__EXERCISE OBJECTIVE__
Your task is to copy every line below that contains the word "ylabel".

__DATA FOR REVIEW__
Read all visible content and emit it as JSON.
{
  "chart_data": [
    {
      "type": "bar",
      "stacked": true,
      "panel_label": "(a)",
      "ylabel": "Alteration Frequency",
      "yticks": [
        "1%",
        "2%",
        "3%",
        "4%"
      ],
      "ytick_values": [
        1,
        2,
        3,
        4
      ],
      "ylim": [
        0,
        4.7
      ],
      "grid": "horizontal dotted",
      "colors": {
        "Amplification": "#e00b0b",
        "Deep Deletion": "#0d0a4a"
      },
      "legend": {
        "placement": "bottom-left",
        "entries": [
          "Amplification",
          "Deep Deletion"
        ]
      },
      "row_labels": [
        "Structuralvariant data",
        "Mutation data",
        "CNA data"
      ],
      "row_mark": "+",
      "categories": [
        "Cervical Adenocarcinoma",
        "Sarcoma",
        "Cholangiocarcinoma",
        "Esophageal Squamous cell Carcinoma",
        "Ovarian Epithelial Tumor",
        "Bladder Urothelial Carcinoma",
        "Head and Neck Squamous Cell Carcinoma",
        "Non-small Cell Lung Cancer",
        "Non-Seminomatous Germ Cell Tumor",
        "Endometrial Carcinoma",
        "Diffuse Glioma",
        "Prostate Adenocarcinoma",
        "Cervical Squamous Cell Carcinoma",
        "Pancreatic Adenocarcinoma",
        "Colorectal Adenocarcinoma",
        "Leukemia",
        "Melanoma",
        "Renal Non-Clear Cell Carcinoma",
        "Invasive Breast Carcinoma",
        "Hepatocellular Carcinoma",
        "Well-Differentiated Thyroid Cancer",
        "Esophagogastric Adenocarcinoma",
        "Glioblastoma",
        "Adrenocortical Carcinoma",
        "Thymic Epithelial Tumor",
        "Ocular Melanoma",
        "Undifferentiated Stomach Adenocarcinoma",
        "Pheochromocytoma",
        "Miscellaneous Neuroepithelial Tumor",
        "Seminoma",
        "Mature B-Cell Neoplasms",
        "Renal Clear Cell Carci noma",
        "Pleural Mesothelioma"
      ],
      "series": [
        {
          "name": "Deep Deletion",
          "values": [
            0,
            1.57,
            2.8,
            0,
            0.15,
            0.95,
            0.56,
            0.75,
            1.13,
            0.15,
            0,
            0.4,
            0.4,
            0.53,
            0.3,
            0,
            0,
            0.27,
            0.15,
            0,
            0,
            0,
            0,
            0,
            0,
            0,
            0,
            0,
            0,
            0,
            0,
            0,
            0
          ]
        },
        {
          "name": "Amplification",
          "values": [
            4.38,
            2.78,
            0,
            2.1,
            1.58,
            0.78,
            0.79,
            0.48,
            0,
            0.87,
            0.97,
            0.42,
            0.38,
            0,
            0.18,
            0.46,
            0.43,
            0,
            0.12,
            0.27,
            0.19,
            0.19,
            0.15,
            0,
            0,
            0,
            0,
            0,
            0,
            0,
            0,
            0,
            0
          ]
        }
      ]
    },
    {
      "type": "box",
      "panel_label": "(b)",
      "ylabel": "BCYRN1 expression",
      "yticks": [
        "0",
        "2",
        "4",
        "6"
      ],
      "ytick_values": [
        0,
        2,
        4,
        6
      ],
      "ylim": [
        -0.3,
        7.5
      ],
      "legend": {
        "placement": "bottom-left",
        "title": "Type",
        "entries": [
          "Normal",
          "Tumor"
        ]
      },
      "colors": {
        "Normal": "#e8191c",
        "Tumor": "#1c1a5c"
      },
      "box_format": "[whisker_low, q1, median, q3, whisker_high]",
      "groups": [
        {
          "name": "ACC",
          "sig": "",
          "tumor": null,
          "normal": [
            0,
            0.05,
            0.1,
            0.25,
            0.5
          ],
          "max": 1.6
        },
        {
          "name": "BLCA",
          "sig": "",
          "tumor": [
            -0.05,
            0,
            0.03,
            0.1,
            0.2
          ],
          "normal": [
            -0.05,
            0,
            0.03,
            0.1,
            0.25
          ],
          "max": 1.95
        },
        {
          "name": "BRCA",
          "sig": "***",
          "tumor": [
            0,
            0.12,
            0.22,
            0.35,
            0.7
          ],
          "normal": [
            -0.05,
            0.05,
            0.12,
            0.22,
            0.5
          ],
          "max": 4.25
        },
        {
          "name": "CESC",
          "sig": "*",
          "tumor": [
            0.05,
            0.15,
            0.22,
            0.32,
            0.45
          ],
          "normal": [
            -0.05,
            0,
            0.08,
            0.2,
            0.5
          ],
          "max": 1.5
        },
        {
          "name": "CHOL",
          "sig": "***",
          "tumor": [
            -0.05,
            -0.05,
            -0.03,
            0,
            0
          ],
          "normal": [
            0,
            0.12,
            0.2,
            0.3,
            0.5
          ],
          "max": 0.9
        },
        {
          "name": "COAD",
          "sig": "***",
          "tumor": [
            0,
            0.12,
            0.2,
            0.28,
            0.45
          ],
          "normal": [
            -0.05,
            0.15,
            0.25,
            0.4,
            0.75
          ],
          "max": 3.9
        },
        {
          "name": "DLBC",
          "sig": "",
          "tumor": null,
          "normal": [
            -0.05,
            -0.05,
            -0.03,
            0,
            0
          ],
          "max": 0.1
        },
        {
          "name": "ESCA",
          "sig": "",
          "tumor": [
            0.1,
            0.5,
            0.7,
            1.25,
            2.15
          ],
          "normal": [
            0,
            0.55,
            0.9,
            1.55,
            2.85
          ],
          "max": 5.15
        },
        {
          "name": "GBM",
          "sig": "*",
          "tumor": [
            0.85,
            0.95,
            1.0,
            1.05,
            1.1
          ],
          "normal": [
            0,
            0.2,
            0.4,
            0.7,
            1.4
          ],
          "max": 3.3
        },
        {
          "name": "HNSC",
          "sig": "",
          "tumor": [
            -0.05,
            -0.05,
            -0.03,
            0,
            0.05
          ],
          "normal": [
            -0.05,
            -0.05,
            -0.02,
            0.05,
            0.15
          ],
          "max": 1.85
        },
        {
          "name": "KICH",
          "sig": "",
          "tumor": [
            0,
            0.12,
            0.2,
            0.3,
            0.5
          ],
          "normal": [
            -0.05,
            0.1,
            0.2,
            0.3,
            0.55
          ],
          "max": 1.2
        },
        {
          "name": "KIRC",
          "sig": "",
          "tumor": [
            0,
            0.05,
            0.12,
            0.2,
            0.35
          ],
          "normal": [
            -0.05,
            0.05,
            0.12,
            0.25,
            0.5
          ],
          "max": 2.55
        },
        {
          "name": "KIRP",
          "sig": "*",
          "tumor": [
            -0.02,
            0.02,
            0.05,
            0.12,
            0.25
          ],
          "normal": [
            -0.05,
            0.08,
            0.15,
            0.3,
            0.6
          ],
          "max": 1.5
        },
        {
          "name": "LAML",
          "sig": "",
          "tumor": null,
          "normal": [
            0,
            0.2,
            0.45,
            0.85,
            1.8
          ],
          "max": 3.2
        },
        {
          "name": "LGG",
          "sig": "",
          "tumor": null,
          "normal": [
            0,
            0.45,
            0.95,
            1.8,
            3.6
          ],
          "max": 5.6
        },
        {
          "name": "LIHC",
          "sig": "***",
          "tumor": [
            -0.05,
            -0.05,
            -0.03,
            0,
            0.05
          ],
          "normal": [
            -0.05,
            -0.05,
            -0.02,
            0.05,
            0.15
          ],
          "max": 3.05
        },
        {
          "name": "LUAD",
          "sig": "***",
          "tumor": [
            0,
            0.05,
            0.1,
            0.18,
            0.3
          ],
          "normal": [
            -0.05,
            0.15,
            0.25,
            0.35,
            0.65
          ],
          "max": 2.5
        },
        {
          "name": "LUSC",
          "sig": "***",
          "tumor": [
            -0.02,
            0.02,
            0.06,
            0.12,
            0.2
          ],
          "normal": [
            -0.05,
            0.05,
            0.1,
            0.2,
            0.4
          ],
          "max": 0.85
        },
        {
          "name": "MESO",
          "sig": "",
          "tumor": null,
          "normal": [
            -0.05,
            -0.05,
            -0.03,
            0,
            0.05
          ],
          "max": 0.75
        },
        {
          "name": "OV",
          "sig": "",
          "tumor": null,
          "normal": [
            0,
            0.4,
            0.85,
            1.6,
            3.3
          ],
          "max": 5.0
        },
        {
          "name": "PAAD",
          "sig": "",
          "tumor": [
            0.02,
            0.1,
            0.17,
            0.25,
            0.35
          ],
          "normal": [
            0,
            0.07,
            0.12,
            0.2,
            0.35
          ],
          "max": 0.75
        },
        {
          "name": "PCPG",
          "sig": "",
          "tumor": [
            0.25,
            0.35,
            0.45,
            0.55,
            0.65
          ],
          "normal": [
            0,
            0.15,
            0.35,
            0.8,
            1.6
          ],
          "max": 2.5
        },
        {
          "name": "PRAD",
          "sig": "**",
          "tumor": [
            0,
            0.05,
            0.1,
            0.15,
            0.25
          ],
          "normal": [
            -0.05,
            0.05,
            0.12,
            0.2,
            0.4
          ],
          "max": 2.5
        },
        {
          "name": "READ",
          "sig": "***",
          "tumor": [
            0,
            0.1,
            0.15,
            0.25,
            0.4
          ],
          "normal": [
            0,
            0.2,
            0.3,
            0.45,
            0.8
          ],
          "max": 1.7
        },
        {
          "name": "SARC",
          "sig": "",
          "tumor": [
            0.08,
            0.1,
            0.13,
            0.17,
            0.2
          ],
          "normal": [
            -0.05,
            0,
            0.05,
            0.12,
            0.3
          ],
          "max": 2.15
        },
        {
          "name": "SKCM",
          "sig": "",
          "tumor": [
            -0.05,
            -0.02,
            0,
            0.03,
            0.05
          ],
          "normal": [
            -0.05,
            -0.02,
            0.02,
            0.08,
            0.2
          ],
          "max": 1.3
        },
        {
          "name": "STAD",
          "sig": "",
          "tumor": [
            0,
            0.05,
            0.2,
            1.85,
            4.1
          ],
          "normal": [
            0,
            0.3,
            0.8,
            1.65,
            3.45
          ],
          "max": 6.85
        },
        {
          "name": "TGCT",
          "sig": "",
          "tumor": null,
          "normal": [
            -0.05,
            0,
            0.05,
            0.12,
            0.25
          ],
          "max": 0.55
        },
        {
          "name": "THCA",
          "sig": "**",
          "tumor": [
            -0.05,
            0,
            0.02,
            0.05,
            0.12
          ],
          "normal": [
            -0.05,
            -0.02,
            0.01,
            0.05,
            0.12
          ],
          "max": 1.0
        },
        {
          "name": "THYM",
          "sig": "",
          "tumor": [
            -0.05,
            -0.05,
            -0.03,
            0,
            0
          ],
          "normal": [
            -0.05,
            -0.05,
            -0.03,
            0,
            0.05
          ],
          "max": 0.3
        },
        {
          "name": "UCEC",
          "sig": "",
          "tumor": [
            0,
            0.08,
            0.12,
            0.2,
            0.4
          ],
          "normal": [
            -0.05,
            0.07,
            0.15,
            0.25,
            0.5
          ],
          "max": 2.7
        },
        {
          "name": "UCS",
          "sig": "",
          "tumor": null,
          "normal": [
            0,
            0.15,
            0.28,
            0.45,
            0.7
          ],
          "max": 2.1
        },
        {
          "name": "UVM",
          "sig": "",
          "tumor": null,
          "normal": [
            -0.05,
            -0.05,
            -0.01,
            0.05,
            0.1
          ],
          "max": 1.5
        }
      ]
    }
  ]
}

__SOLUTION TO THIS TASK__
      "ylabel": "Alteration Frequency",
      "ylabel": "BCYRN1 expression",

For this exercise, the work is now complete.